• [SHORT TASK] Reproduce each line from the records that holds "currently".

• [RECORDS SHOWN]
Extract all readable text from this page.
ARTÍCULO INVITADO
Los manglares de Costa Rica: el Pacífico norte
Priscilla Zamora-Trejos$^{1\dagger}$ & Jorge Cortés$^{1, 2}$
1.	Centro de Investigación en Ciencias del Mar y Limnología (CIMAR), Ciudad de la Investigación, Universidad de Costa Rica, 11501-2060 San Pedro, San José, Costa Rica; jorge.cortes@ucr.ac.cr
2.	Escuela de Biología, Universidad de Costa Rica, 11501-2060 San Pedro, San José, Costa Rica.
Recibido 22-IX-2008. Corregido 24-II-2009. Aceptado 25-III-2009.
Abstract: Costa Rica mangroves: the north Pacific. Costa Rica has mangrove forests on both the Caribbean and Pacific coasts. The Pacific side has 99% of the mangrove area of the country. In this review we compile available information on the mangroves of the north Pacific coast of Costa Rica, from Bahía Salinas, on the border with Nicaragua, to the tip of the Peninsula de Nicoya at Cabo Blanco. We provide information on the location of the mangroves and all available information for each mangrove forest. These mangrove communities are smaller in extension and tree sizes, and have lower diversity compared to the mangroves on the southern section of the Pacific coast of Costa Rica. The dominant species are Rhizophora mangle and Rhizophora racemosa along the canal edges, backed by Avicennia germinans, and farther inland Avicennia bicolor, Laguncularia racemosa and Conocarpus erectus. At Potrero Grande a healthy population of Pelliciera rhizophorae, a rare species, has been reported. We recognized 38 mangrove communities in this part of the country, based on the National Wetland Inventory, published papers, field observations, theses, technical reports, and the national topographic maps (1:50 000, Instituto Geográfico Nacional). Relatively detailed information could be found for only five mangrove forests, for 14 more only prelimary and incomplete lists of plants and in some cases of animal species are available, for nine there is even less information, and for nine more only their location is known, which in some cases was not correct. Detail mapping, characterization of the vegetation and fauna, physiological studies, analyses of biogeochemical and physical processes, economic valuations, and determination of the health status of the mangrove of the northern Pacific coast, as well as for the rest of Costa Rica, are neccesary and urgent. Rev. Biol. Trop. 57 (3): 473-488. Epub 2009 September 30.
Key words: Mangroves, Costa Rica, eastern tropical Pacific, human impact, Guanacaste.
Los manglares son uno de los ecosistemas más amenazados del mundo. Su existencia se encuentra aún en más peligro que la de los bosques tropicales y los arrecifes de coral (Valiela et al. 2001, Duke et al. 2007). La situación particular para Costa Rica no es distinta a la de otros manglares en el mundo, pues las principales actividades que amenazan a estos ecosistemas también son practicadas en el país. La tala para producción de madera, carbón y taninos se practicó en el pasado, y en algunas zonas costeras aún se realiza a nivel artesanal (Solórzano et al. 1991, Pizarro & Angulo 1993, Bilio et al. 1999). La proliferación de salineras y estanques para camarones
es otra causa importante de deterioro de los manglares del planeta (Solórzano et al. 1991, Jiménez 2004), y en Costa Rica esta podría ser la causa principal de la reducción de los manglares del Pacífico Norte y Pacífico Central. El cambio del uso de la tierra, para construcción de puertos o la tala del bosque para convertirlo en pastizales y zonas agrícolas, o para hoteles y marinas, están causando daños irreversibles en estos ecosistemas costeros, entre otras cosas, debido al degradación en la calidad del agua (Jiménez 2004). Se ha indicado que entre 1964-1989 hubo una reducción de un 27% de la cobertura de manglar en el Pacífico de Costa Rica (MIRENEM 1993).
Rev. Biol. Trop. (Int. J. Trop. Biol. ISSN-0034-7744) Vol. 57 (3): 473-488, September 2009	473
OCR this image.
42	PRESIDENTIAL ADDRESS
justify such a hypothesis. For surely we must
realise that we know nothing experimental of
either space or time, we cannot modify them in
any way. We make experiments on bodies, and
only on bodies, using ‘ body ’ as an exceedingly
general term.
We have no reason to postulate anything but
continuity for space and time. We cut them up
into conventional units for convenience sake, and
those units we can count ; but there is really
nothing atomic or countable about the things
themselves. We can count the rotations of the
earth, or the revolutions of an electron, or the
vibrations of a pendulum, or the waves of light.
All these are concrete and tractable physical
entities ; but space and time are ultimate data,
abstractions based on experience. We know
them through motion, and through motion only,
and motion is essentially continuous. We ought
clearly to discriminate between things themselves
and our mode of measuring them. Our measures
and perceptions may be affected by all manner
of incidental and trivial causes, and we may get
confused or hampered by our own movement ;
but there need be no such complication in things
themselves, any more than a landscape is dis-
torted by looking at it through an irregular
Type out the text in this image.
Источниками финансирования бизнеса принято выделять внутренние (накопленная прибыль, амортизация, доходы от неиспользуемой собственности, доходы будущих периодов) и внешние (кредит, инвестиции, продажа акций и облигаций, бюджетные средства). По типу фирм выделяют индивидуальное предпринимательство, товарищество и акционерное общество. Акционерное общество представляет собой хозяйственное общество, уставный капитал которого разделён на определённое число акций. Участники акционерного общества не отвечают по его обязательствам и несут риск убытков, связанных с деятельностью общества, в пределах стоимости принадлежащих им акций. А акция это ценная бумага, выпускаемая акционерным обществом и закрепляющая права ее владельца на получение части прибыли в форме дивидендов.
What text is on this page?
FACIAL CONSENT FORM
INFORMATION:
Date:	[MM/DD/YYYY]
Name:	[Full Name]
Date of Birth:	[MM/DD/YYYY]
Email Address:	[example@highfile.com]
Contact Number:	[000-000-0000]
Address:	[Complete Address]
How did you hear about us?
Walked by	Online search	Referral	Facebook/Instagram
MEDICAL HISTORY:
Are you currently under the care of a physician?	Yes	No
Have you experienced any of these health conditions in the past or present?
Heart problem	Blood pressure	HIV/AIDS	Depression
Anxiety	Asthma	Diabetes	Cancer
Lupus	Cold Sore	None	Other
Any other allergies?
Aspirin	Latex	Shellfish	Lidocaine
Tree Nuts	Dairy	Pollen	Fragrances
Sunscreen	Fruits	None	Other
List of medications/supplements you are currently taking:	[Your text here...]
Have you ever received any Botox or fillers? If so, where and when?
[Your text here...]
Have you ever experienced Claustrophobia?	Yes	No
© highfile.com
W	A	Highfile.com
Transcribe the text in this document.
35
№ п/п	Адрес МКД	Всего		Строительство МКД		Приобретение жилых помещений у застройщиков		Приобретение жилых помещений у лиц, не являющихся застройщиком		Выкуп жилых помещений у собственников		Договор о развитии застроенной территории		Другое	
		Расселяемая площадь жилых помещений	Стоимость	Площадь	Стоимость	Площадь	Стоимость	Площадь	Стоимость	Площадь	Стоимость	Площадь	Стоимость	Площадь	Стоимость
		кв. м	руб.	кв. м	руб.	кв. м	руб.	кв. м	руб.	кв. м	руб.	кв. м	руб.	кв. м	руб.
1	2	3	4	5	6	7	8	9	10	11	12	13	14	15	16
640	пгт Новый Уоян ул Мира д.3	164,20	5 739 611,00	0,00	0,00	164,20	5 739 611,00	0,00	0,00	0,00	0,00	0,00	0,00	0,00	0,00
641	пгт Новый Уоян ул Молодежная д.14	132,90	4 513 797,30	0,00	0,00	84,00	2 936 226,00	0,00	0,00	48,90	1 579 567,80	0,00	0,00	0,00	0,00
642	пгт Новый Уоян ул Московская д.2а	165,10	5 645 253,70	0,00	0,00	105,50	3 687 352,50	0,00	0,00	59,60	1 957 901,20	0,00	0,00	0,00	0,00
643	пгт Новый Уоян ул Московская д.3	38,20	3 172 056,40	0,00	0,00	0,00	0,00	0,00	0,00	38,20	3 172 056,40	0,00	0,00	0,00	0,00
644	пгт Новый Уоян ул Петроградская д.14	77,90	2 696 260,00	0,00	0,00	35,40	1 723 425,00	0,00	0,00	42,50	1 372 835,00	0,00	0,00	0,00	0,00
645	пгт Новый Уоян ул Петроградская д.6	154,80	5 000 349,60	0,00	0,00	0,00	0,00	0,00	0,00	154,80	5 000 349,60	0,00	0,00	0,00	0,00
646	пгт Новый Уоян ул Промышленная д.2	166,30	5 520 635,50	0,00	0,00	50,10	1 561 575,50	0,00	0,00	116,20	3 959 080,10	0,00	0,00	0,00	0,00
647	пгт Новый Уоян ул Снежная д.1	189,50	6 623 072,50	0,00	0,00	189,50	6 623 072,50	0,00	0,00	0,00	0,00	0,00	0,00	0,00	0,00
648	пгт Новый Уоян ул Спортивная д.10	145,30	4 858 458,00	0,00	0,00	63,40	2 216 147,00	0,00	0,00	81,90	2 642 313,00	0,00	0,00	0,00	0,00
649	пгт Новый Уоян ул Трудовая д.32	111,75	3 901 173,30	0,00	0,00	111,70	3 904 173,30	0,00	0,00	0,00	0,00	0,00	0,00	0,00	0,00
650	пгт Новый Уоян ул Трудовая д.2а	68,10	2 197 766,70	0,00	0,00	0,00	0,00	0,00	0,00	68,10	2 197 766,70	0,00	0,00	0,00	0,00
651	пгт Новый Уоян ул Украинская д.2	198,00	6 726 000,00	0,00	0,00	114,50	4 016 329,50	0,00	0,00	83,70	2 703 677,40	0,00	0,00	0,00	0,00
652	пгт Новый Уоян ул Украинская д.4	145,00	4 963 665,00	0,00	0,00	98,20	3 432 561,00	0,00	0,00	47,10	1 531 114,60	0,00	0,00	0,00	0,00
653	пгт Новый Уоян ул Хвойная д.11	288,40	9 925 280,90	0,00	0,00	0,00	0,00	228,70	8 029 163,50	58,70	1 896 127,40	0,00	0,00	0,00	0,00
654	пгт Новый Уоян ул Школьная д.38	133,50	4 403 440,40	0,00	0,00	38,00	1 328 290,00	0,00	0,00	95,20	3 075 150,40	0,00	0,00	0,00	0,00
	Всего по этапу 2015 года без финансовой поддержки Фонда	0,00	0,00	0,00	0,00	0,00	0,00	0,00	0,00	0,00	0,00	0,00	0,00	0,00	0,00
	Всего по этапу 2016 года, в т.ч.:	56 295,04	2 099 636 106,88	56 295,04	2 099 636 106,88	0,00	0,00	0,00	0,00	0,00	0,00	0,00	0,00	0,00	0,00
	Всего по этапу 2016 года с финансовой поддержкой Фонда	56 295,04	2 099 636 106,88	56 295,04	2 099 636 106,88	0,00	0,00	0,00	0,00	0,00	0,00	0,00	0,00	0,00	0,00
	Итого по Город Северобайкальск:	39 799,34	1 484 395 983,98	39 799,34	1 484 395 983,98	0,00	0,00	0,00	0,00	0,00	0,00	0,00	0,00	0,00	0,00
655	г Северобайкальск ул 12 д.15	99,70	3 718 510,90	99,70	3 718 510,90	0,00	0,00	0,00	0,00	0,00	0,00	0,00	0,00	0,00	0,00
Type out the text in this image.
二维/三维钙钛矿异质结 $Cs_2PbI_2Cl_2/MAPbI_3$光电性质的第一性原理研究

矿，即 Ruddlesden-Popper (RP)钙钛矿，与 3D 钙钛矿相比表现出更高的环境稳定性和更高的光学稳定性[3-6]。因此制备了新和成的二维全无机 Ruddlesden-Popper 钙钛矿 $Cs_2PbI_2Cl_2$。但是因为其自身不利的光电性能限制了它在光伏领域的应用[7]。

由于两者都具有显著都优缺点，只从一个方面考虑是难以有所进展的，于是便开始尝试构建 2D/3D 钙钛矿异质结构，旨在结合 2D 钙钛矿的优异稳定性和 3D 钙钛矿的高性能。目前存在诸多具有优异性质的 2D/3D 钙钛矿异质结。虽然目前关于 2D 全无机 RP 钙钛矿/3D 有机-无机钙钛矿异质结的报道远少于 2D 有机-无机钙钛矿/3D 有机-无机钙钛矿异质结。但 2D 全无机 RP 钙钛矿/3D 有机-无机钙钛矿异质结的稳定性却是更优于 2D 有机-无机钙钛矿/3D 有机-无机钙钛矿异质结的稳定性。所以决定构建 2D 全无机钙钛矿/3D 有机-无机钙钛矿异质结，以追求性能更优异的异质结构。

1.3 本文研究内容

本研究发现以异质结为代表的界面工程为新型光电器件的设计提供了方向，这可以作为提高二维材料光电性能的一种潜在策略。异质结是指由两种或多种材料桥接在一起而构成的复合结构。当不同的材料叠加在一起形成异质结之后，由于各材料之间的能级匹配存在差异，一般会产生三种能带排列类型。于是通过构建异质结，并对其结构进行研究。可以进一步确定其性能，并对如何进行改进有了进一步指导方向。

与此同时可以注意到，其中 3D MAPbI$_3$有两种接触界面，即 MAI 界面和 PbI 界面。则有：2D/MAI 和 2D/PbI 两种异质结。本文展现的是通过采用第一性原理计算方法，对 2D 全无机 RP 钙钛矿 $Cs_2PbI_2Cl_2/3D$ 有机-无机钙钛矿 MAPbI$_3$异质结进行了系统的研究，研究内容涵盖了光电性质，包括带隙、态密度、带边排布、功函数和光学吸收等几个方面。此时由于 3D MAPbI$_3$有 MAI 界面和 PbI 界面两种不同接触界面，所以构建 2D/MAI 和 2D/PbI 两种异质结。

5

• [CORRECT RESPONSE]
Are you currently under the care of a physician?	Yes	No
List of medications/supplements you are currently taking:	[Your text here...]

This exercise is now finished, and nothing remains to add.